- **Task directions**: Substitute "x-axis-label" for each "x-tick-label" in the data lines from the line with "- y-axis-title: Water" up to and including the line with "- x-tick-label: 18:00: [666, 333, 704, 350]", changing nothing else. Give only those lines.

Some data
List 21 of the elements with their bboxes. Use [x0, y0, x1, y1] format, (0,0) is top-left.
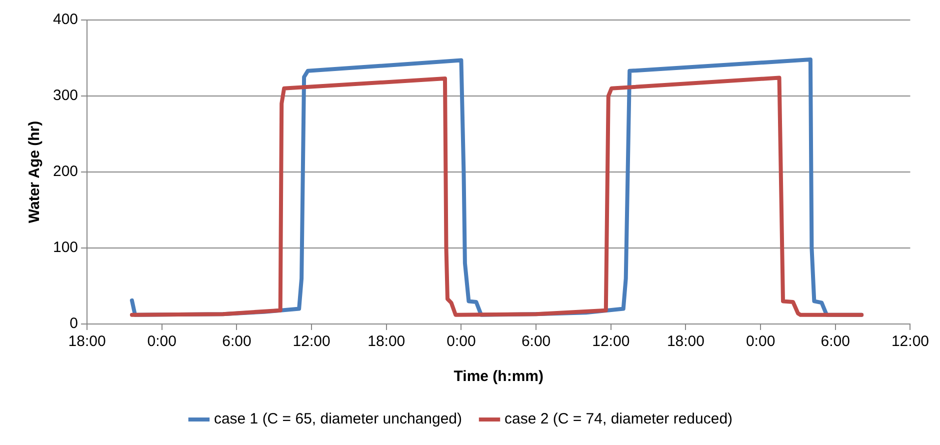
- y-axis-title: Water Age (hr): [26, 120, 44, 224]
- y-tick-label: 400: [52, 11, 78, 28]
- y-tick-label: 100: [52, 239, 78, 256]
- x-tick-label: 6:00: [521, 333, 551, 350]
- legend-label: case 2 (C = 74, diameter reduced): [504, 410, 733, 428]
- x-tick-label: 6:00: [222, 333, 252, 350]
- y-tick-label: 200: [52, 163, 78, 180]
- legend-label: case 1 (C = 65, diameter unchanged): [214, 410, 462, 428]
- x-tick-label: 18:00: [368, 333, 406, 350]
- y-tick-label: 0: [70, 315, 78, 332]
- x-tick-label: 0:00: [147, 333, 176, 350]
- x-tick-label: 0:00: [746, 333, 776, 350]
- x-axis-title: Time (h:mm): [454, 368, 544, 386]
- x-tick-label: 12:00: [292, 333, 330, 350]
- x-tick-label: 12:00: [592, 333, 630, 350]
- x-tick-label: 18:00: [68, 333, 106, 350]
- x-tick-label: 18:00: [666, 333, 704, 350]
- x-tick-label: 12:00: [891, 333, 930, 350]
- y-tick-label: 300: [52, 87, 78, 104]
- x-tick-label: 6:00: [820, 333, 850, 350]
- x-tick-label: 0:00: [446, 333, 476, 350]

--

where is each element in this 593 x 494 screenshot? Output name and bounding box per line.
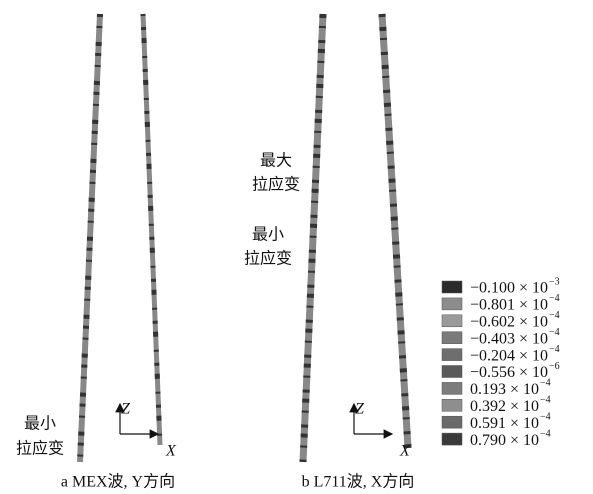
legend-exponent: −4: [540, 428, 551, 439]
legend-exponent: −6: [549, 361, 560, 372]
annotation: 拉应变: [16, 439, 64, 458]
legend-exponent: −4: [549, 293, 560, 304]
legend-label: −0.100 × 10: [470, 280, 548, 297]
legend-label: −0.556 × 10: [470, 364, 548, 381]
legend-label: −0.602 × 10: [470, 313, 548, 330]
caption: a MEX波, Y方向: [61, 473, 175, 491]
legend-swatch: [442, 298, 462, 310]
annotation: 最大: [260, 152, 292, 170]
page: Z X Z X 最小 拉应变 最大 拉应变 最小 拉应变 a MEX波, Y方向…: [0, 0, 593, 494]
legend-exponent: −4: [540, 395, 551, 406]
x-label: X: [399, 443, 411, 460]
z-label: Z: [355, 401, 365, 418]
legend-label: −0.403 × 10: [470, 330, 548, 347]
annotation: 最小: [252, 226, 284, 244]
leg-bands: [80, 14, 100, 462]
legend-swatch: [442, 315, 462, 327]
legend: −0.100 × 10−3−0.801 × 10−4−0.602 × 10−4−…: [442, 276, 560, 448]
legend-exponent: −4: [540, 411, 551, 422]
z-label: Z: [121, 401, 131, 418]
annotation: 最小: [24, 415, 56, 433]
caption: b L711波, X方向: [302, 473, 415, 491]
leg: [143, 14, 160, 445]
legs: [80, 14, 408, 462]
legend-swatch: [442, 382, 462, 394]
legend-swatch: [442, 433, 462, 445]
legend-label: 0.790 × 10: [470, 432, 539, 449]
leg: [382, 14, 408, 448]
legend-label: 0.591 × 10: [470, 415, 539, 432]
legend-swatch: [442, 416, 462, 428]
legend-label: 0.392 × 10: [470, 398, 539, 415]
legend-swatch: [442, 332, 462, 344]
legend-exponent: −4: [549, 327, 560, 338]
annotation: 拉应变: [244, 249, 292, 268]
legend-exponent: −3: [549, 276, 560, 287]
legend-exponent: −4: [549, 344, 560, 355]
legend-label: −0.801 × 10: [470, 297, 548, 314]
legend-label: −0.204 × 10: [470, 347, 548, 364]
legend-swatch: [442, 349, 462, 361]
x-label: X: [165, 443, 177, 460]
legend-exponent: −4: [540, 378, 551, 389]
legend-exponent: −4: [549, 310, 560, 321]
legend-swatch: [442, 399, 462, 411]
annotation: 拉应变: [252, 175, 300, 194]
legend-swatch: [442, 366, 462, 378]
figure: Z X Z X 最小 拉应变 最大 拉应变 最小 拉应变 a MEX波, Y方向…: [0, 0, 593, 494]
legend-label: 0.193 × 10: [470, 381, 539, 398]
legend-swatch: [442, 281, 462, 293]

...

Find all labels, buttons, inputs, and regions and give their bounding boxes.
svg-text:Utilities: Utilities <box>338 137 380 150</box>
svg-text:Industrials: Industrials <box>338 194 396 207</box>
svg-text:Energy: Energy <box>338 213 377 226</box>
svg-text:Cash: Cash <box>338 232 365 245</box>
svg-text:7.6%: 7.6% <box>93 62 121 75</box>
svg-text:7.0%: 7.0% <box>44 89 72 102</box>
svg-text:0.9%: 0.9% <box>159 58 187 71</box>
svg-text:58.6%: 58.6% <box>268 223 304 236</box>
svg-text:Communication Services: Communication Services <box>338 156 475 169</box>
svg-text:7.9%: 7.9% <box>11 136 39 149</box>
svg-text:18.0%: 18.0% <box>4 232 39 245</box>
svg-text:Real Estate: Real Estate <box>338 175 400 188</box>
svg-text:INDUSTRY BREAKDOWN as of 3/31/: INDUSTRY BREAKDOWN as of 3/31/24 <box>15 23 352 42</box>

- **Exercise response**:
- y-axis-title: Water Age (hr): [26, 120, 44, 224]
- y-tick-label: 400: [52, 11, 78, 28]
- y-tick-label: 100: [52, 239, 78, 256]
- x-axis-label: 6:00: [521, 333, 551, 350]
- legend-label: case 2 (C = 74, diameter reduced): [504, 410, 733, 428]
- x-axis-label: 6:00: [222, 333, 252, 350]
- y-tick-label: 200: [52, 163, 78, 180]
- legend-label: case 1 (C = 65, diameter unchanged): [214, 410, 462, 428]
- x-axis-label: 18:00: [368, 333, 406, 350]
- y-tick-label: 0: [70, 315, 78, 332]
- x-axis-label: 0:00: [147, 333, 176, 350]
- x-axis-label: 0:00: [746, 333, 776, 350]
- x-axis-title: Time (h:mm): [454, 368, 544, 386]
- x-axis-label: 12:00: [292, 333, 330, 350]
- x-axis-label: 12:00: [592, 333, 630, 350]
- x-axis-label: 18:00: [68, 333, 106, 350]
- x-axis-label: 18:00: [666, 333, 704, 350]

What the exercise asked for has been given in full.